'''

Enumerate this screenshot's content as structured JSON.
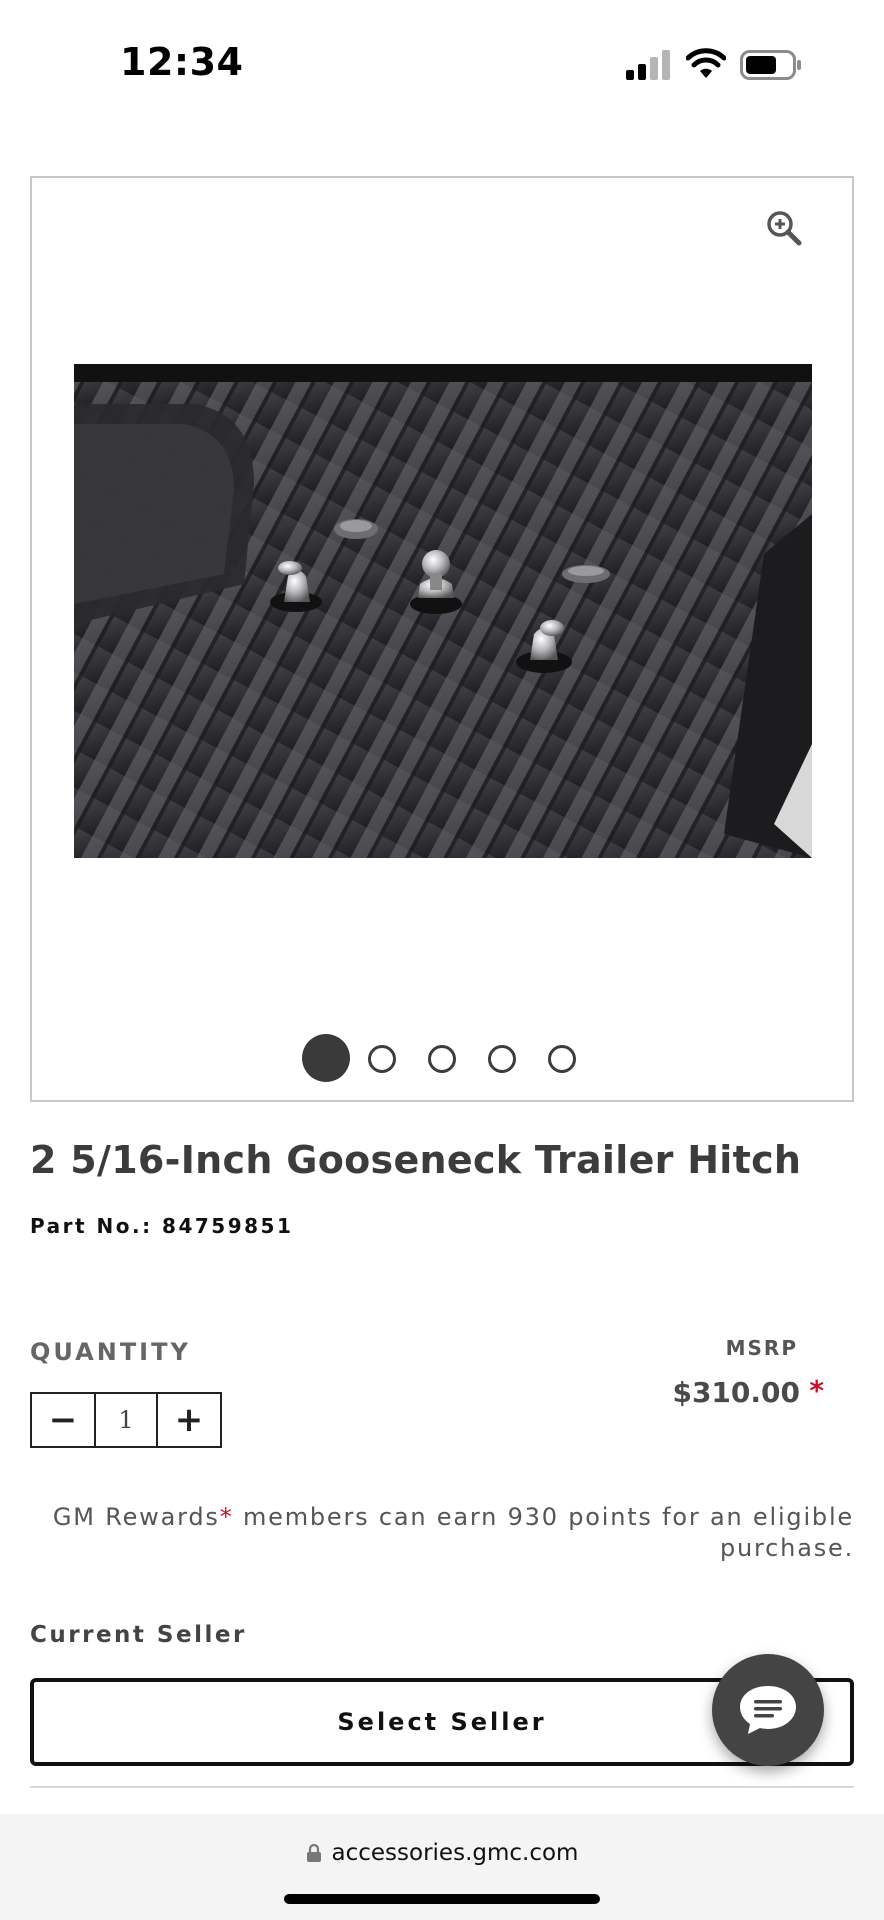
{
  "status_bar": {
    "time": "12:34",
    "signal_icon": "cellular-signal-icon",
    "wifi_icon": "wifi-icon",
    "battery_icon": "battery-icon",
    "battery_level": 0.55
  },
  "gallery": {
    "zoom_icon": "zoom-in-icon",
    "image_alt": "2 5/16-Inch Gooseneck Trailer Hitch",
    "dots_total": 5,
    "active_index": 0
  },
  "product": {
    "title": "2 5/16-Inch Gooseneck Trailer Hitch",
    "part_number": "Part No.: 84759851"
  },
  "quantity": {
    "label": "QUANTITY",
    "minus": "−",
    "value": "1",
    "plus": "+"
  },
  "price": {
    "label": "MSRP",
    "value": "$310.00",
    "asterisk": "*"
  },
  "rewards": {
    "prefix": "GM Rewards",
    "star": "*",
    "suffix": " members can earn 930 points for an eligible purchase."
  },
  "seller": {
    "label": "Current Seller",
    "button": "Select Seller"
  },
  "chat": {
    "icon": "chat-bubble-icon"
  },
  "browser": {
    "lock_icon": "lock-icon",
    "url": "accessories.gmc.com"
  },
  "colors": {
    "accent_red": "#c8102e",
    "text_dark": "#3c3c3c",
    "chat_bg": "#444444"
  }
}
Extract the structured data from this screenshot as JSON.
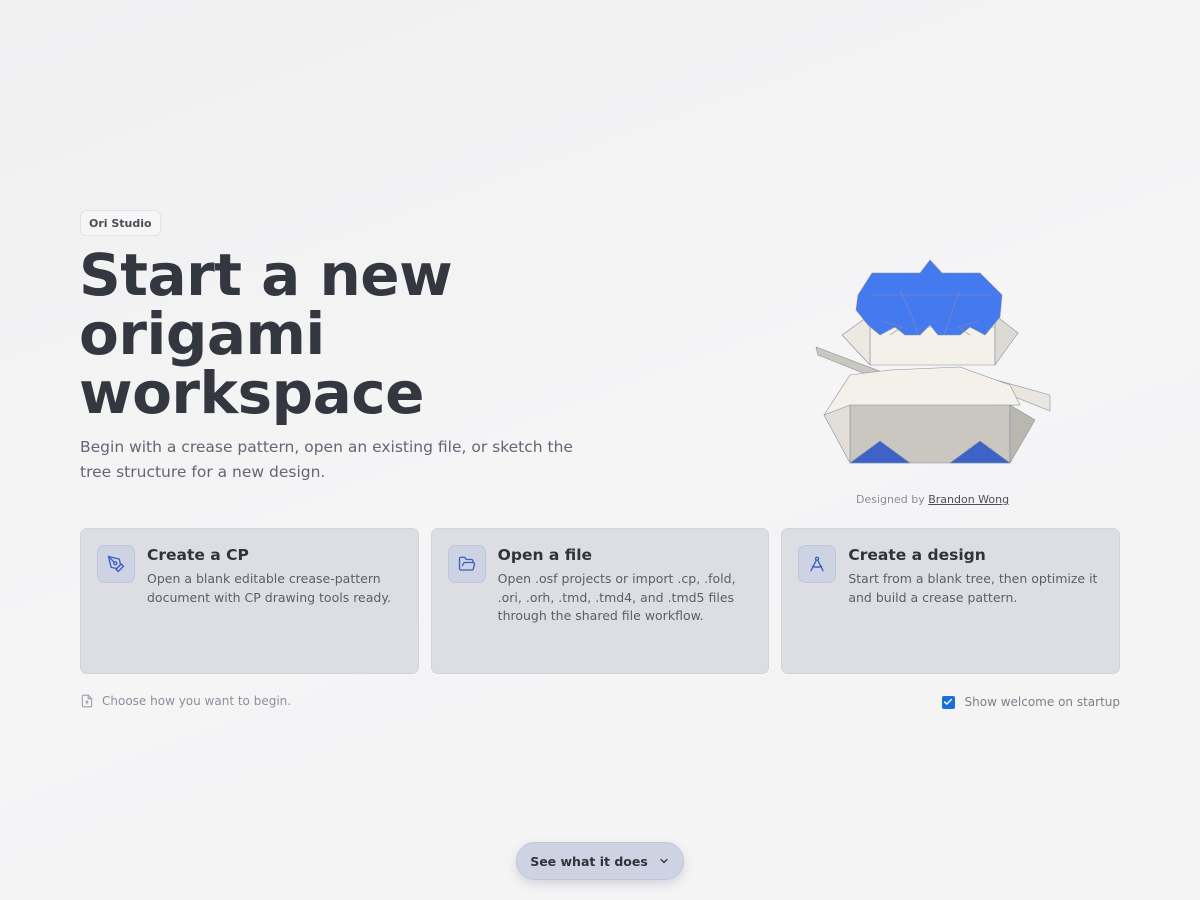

'''

### Description of the task:
Go through the listing above and write it all out exactly, leaving out any picture.

### Response below:
Enumerate this screenshot's content as structured JSON.
{
  "status_bar": {
    "time": "12:34",
    "signal_icon": "cellular-signal-icon",
    "wifi_icon": "wifi-icon",
    "battery_icon": "battery-icon",
    "battery_level": 0.55
  },
  "gallery": {
    "zoom_icon": "zoom-in-icon",
    "image_alt": "2 5/16-Inch Gooseneck Trailer Hitch",
    "dots_total": 5,
    "active_index": 0
  },
  "product": {
    "title": "2 5/16-Inch Gooseneck Trailer Hitch",
    "part_number": "Part No.: 84759851"
  },
  "quantity": {
    "label": "QUANTITY",
    "minus": "−",
    "value": "1",
    "plus": "+"
  },
  "price": {
    "label": "MSRP",
    "value": "$310.00",
    "asterisk": "*"
  },
  "rewards": {
    "prefix": "GM Rewards",
    "star": "*",
    "suffix": " members can earn 930 points for an eligible purchase."
  },
  "seller": {
    "label": "Current Seller",
    "button": "Select Seller"
  },
  "chat": {
    "icon": "chat-bubble-icon"
  },
  "browser": {
    "lock_icon": "lock-icon",
    "url": "accessories.gmc.com"
  },
  "colors": {
    "accent_red": "#c8102e",
    "text_dark": "#3c3c3c",
    "chat_bg": "#444444"
  }
}
Extract the structured data from this screenshot as JSON.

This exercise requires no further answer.